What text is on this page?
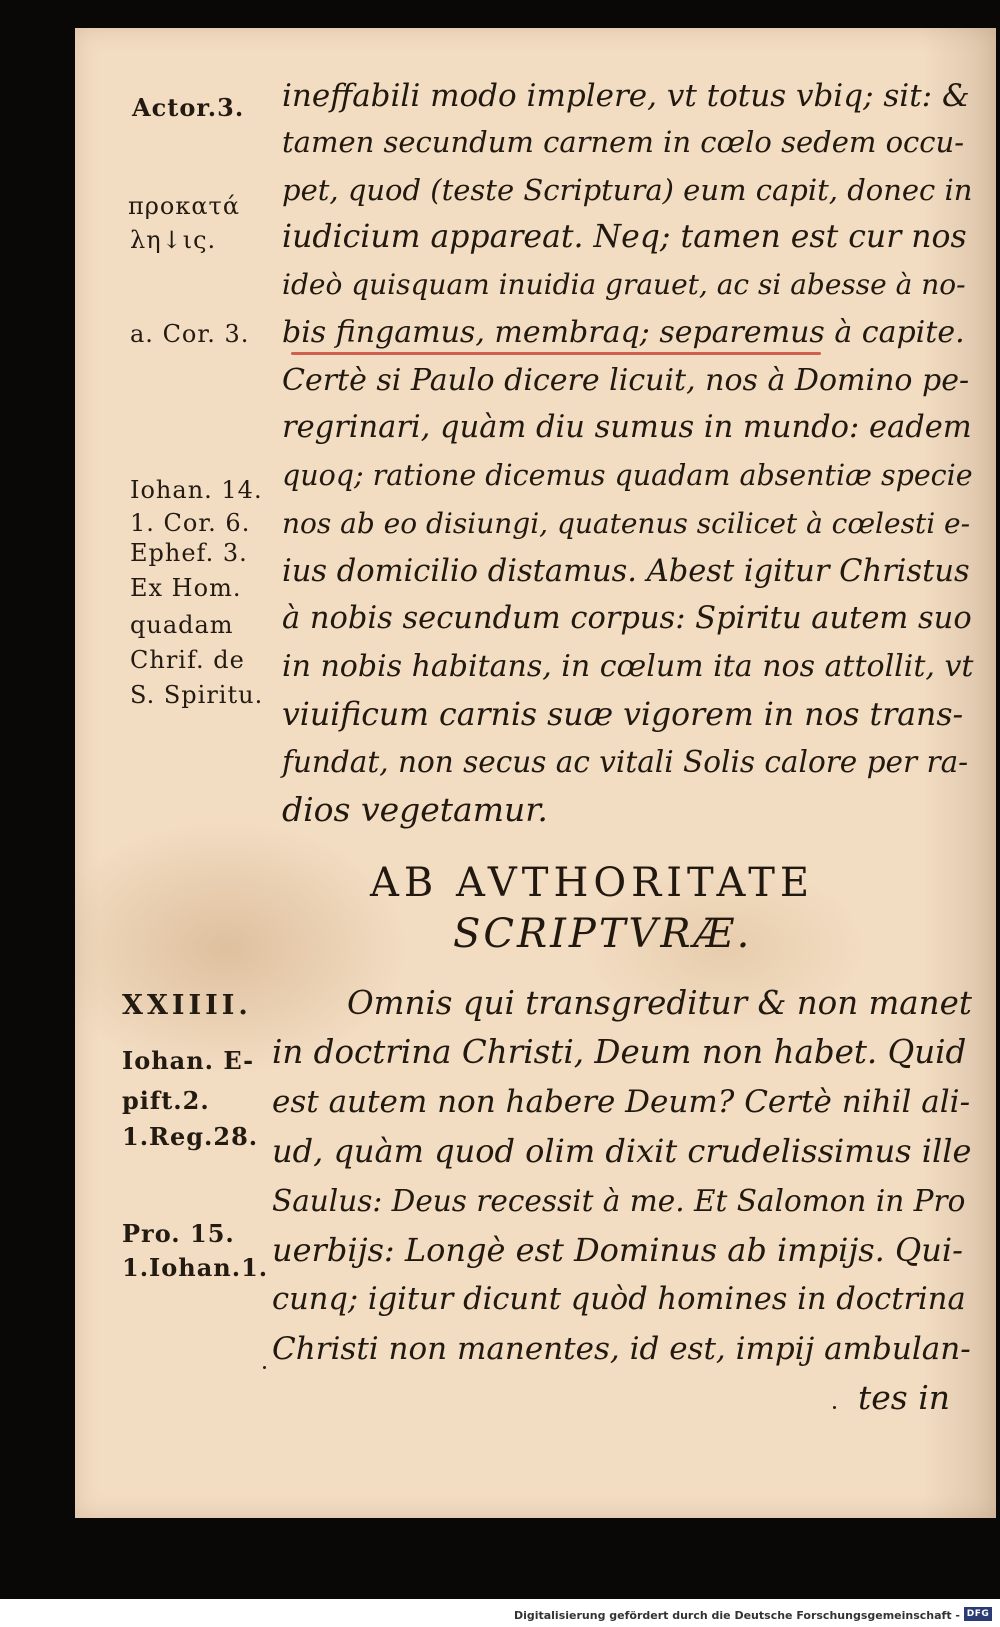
Actor.3.

προκατά

λη↓ις.

a. Cor. 3.

Iohan. 14.

1. Cor. 6.

Ephef. 3.

Ex Hom.

quadam

Chrif. de

S. Spiritu.

XXIIII.

Iohan. E-

pift.2.

1.Reg.28.

Pro. 15.

1.Iohan.1.

ineffabili modo implere, vt totus vbiq; sit: &

tamen secundum carnem in cœlo sedem occu-

pet, quod (teste Scriptura) eum capit, donec in

iudicium appareat. Neq; tamen est cur nos

ideò quisquam inuidia grauet, ac si abesse à no-

bis fingamus, membraq; separemus à capite.

Certè si Paulo dicere licuit, nos à Domino pe-

regrinari, quàm diu sumus in mundo: eadem

quoq; ratione dicemus quadam absentiæ specie

nos ab eo disiungi, quatenus scilicet à cœlesti e-

ius domicilio distamus. Abest igitur Christus

à nobis secundum corpus: Spiritu autem suo

in nobis habitans, in cœlum ita nos attollit, vt

viuificum carnis suæ vigorem in nos trans-

fundat, non secus ac vitali Solis calore per ra-

dios vegetamur.

AB AVTHORITATE

SCRIPTVRÆ.

Omnis qui transgreditur & non manet

in doctrina Christi, Deum non habet. Quid

est autem non habere Deum? Certè nihil ali-

ud, quàm quod olim dixit crudelissimus ille

Saulus: Deus recessit à me. Et Salomon in Pro

uerbijs: Longè est Dominus ab impijs. Qui-

cunq; igitur dicunt quòd homines in doctrina

Christi non manentes, id est, impij ambulan-

tes in

Digitalisierung gefördert durch die Deutsche Forschungsgemeinschaft - DFG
────────────────
## [Goal]
Output the material word for word, omitting its pictures.

## [Completed exercise]
What text is on this page?
Actor.3.

προκατά

λη↓ις.

a. Cor. 3.

Iohan. 14.

1. Cor. 6.

Ephef. 3.

Ex Hom.

quadam

Chrif. de

S. Spiritu.

XXIIII.

Iohan. E-

pift.2.

1.Reg.28.

Pro. 15.

1.Iohan.1.

ineffabili modo implere, vt totus vbiq; sit: &

tamen secundum carnem in cœlo sedem occu-

pet, quod (teste Scriptura) eum capit, donec in

iudicium appareat. Neq; tamen est cur nos

ideò quisquam inuidia grauet, ac si abesse à no-

bis fingamus, membraq; separemus à capite.

Certè si Paulo dicere licuit, nos à Domino pe-

regrinari, quàm diu sumus in mundo: eadem

quoq; ratione dicemus quadam absentiæ specie

nos ab eo disiungi, quatenus scilicet à cœlesti e-

ius domicilio distamus. Abest igitur Christus

à nobis secundum corpus: Spiritu autem suo

in nobis habitans, in cœlum ita nos attollit, vt

viuificum carnis suæ vigorem in nos trans-

fundat, non secus ac vitali Solis calore per ra-

dios vegetamur.

AB AVTHORITATE

SCRIPTVRÆ.

Omnis qui transgreditur & non manet

in doctrina Christi, Deum non habet. Quid

est autem non habere Deum? Certè nihil ali-

ud, quàm quod olim dixit crudelissimus ille

Saulus: Deus recessit à me. Et Salomon in Pro

uerbijs: Longè est Dominus ab impijs. Qui-

cunq; igitur dicunt quòd homines in doctrina

Christi non manentes, id est, impij ambulan-

tes in

Digitalisierung gefördert durch die Deutsche Forschungsgemeinschaft - DFG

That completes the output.